:: Records supplied

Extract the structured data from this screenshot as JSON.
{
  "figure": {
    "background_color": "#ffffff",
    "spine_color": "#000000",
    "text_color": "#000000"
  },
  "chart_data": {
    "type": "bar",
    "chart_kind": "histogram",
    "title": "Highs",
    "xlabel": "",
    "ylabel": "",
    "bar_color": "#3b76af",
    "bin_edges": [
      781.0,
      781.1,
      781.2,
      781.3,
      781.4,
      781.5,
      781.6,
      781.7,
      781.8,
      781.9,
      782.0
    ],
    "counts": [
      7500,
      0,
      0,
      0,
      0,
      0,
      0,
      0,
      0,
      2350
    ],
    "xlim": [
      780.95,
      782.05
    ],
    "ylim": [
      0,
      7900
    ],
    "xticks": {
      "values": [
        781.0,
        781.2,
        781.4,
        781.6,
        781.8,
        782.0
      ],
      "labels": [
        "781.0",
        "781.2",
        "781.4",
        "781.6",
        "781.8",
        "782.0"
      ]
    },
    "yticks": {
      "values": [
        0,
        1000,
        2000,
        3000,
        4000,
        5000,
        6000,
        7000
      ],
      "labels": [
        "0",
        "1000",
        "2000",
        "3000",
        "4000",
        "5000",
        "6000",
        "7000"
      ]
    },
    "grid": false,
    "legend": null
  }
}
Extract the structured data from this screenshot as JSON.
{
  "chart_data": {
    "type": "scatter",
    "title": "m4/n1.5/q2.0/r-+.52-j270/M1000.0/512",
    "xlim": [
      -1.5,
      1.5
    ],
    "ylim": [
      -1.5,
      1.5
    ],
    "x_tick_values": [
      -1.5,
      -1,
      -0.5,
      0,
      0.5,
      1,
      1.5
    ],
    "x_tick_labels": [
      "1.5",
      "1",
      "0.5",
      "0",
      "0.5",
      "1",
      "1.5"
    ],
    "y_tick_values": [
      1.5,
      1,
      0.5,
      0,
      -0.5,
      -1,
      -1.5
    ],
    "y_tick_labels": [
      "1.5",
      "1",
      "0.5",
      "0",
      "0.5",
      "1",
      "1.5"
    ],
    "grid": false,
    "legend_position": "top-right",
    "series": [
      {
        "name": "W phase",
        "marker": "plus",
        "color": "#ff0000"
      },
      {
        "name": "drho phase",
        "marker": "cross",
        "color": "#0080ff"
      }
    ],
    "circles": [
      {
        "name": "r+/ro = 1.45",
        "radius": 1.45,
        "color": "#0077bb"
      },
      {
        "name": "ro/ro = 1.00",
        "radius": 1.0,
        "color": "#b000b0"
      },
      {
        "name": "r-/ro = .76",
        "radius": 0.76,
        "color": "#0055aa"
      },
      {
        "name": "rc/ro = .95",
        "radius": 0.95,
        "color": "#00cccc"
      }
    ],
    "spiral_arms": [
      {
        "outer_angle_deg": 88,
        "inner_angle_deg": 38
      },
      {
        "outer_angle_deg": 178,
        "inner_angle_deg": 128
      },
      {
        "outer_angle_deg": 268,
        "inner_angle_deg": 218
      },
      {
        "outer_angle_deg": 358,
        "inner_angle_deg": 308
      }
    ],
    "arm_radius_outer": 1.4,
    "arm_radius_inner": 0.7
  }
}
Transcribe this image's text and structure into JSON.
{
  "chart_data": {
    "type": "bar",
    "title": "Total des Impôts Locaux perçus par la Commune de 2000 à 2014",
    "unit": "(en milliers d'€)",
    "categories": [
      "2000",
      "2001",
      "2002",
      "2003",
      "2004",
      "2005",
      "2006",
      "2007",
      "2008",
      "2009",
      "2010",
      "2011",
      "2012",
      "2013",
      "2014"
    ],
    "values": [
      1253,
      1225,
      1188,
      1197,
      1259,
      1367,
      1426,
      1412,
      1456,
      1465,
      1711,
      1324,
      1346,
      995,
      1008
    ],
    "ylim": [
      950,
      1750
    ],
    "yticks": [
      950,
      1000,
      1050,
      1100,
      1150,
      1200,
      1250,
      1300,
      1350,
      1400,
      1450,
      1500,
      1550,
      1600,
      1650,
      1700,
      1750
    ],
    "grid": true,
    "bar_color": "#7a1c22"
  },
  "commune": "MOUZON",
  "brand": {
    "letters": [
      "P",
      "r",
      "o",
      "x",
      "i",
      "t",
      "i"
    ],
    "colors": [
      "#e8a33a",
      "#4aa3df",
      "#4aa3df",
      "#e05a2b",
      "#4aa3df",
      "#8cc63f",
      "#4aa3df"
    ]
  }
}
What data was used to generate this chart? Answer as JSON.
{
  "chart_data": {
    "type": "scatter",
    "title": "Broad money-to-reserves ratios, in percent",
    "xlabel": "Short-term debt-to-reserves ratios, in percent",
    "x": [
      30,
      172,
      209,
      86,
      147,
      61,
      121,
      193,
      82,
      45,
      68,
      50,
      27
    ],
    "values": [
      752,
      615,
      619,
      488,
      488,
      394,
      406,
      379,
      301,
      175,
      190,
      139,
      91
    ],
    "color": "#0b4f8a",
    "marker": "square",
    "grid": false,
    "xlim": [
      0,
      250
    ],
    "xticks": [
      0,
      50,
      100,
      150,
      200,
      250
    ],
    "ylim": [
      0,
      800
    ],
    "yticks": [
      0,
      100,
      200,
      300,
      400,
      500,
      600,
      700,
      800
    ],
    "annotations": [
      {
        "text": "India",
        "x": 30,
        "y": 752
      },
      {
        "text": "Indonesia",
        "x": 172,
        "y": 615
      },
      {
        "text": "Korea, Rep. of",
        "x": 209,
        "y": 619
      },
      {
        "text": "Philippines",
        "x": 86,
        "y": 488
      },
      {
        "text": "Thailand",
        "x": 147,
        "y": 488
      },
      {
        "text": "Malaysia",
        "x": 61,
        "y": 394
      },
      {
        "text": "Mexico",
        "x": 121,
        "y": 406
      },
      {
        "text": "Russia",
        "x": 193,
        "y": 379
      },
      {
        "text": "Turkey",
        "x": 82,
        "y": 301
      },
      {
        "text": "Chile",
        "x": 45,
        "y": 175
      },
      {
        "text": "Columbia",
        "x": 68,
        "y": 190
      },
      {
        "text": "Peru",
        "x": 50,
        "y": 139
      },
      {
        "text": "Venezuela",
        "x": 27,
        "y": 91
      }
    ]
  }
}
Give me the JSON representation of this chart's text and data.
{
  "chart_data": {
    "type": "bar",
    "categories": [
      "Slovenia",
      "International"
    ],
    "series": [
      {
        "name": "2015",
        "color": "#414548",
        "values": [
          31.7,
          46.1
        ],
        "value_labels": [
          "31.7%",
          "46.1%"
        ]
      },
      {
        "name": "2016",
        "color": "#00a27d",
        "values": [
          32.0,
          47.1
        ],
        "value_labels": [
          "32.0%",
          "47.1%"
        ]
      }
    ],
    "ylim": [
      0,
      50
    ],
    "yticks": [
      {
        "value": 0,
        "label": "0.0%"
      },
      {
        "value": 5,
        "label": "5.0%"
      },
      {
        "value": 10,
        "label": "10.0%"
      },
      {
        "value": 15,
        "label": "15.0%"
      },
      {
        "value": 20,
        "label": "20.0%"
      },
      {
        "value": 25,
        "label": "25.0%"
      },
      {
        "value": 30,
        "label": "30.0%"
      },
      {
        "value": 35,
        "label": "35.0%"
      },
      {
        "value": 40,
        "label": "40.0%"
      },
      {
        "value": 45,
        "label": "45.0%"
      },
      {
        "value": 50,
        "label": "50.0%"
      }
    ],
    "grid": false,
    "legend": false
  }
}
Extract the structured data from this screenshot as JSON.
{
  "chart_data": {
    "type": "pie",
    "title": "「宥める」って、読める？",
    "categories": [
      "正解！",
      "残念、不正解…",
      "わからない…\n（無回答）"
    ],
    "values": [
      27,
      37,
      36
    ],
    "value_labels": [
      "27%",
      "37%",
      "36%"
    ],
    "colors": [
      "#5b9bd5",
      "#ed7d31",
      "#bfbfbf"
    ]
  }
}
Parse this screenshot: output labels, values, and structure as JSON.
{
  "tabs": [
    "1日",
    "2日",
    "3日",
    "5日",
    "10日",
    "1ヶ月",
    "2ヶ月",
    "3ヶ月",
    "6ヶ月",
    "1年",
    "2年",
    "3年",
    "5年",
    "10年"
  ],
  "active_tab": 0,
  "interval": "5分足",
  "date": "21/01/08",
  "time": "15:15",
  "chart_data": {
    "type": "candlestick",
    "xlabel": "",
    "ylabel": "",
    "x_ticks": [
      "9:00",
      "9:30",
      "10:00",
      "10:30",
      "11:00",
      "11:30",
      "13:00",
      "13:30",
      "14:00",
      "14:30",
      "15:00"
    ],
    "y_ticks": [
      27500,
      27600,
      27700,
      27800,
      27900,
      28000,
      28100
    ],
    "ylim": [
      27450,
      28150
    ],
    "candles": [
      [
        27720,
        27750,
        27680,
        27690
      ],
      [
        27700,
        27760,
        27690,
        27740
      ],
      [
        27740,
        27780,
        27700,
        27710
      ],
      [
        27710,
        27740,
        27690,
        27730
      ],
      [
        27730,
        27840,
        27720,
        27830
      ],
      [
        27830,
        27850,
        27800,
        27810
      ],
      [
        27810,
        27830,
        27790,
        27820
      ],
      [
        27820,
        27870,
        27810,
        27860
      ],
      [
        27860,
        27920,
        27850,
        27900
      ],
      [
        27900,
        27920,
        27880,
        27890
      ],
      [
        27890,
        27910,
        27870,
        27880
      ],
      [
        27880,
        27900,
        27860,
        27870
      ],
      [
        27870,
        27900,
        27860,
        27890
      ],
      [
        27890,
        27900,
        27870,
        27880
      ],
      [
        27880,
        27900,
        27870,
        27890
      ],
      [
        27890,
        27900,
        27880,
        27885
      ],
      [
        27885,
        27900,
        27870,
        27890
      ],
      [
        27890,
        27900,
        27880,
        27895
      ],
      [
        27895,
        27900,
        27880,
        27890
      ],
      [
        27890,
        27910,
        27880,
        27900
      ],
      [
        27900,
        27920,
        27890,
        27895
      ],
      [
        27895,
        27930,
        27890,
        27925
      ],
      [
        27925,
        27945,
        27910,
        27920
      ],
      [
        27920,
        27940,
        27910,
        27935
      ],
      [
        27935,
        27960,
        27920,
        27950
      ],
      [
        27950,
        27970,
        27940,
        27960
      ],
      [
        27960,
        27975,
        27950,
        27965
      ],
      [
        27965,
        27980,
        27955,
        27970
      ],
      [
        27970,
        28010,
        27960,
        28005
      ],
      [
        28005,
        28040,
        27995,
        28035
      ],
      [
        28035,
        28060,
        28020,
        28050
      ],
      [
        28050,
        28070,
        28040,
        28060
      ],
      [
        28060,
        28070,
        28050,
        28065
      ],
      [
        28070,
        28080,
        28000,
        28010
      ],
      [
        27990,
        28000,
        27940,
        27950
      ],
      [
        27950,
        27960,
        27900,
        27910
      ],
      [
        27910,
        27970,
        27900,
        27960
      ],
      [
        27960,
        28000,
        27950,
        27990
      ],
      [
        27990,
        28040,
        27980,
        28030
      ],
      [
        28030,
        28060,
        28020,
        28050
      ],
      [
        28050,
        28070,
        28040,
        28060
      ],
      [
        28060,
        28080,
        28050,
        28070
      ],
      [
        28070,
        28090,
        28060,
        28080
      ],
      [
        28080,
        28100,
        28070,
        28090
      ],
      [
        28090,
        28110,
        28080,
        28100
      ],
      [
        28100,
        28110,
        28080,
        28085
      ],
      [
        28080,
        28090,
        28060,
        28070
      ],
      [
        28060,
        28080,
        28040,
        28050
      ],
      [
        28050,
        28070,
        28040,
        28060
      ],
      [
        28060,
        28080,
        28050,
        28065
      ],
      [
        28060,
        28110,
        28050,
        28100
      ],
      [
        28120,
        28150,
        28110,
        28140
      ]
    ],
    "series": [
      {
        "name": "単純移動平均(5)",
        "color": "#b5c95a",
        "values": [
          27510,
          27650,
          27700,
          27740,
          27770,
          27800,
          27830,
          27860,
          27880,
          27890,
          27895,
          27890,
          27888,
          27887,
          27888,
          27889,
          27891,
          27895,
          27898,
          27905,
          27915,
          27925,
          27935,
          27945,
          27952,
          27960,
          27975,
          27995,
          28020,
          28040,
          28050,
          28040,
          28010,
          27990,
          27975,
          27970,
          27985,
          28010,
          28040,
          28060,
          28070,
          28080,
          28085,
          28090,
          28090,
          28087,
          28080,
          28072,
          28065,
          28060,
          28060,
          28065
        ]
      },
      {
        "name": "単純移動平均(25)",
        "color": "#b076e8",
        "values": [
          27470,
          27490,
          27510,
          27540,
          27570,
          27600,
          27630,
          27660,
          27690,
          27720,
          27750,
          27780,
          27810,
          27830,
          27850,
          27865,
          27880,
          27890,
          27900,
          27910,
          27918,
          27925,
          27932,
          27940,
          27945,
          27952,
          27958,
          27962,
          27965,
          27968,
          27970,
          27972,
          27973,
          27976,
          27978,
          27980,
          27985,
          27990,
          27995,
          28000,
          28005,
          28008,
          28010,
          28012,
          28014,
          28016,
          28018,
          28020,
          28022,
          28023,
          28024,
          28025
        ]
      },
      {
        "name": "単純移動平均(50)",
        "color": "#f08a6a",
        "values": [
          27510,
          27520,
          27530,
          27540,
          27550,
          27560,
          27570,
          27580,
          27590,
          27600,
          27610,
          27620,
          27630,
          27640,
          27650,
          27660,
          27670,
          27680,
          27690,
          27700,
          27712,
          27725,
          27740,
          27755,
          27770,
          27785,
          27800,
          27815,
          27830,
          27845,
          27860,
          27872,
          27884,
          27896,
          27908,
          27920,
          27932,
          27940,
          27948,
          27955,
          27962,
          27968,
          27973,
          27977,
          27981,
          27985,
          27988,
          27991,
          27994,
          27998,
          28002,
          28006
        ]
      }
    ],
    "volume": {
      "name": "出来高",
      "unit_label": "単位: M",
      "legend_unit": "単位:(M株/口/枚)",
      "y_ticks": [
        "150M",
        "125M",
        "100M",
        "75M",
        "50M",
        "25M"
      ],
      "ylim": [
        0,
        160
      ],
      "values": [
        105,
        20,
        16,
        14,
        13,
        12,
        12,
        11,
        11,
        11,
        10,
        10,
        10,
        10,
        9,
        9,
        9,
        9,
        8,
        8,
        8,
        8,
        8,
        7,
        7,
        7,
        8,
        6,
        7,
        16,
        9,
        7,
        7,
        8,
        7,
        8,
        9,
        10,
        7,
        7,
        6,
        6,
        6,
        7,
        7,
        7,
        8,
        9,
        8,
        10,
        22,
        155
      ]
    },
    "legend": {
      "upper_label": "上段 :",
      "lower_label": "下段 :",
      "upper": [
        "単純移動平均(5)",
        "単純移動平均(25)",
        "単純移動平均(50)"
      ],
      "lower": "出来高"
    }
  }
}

::::

Go through the records above, find every line with the word "JSON", and list those lines.

--- Reply ---
Extract the structured data from this screenshot as JSON.
Extract the structured data from this screenshot as JSON.
Transcribe this image's text and structure into JSON.
What data was used to generate this chart? Answer as JSON.
Give me the JSON representation of this chart's text and data.
Extract the structured data from this screenshot as JSON.
Parse this screenshot: output labels, values, and structure as JSON.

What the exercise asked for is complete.